__Problem details__:
Report every line in the listing below where the string "maxime" shows up.

__Records for the task__:
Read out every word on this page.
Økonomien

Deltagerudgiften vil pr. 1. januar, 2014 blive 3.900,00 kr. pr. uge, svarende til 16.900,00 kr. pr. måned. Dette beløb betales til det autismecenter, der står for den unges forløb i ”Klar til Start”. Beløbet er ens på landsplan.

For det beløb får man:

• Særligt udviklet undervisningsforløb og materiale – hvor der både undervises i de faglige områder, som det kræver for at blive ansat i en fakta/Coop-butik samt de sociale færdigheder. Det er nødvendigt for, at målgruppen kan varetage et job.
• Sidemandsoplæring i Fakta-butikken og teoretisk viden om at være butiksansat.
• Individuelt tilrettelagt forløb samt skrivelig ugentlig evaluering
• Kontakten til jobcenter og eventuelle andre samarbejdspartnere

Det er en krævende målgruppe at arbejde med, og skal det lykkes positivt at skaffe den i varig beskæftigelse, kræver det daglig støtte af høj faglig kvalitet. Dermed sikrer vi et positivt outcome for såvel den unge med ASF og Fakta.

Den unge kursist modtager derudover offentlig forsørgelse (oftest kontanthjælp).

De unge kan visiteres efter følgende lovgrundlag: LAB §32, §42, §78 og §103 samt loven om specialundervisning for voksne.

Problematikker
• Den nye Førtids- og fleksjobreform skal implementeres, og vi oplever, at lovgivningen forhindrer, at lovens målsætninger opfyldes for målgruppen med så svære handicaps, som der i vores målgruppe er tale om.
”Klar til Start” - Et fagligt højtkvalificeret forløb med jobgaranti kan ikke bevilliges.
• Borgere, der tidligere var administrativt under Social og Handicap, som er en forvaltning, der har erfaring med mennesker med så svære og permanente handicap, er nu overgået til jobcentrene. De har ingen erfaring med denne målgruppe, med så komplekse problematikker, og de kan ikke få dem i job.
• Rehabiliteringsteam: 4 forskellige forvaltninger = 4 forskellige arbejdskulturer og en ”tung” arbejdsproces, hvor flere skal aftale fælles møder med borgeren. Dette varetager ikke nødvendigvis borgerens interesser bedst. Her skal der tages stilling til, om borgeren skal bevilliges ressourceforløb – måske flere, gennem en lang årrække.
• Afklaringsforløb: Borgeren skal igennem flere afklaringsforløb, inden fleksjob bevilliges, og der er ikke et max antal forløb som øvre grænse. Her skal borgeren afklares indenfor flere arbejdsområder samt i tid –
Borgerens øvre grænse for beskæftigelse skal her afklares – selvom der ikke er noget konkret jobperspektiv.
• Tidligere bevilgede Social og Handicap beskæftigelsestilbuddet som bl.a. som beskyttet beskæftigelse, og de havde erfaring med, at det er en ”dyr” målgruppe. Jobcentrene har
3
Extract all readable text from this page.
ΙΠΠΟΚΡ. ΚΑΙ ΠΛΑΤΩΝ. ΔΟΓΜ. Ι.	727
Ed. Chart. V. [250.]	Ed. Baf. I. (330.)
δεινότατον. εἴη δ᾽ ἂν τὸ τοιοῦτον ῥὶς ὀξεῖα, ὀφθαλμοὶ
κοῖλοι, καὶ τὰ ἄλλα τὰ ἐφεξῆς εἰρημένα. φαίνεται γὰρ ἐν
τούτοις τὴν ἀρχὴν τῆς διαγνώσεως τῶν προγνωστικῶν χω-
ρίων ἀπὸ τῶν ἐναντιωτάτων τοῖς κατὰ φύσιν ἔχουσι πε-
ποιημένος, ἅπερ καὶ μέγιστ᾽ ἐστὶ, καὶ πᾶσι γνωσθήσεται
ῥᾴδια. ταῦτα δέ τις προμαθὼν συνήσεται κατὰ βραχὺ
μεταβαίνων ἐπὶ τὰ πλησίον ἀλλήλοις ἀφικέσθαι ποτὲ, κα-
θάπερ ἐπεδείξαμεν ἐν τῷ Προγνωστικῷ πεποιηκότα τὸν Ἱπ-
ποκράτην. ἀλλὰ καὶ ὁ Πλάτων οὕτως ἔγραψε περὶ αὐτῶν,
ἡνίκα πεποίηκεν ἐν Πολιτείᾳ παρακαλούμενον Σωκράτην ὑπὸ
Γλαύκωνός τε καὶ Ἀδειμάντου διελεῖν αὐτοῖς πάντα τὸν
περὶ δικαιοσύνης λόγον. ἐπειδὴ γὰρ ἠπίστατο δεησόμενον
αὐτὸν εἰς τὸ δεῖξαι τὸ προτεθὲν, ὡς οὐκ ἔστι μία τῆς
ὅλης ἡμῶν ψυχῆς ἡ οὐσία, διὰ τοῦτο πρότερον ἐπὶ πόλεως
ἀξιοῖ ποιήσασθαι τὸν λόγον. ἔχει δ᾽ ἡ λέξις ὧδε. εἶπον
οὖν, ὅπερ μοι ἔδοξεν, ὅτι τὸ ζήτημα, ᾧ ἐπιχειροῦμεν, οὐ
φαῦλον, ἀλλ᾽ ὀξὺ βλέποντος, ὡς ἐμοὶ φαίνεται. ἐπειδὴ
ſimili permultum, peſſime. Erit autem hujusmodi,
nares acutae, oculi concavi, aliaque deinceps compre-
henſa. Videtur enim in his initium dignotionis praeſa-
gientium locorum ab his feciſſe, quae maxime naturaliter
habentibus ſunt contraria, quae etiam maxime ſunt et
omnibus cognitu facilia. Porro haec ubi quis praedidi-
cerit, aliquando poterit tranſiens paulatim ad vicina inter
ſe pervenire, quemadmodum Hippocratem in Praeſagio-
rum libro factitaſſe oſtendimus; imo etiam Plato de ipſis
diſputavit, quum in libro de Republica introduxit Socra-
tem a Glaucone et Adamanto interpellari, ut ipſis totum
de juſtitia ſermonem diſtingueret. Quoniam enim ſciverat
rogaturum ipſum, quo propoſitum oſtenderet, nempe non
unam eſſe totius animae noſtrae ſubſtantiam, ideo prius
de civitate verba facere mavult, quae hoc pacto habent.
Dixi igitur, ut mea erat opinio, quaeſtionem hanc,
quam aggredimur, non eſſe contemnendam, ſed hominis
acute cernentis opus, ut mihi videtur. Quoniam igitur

__Expected answer__:
gientium locorum ab his feciſſe, quae maxime naturaliter
habentibus ſunt contraria, quae etiam maxime ſunt et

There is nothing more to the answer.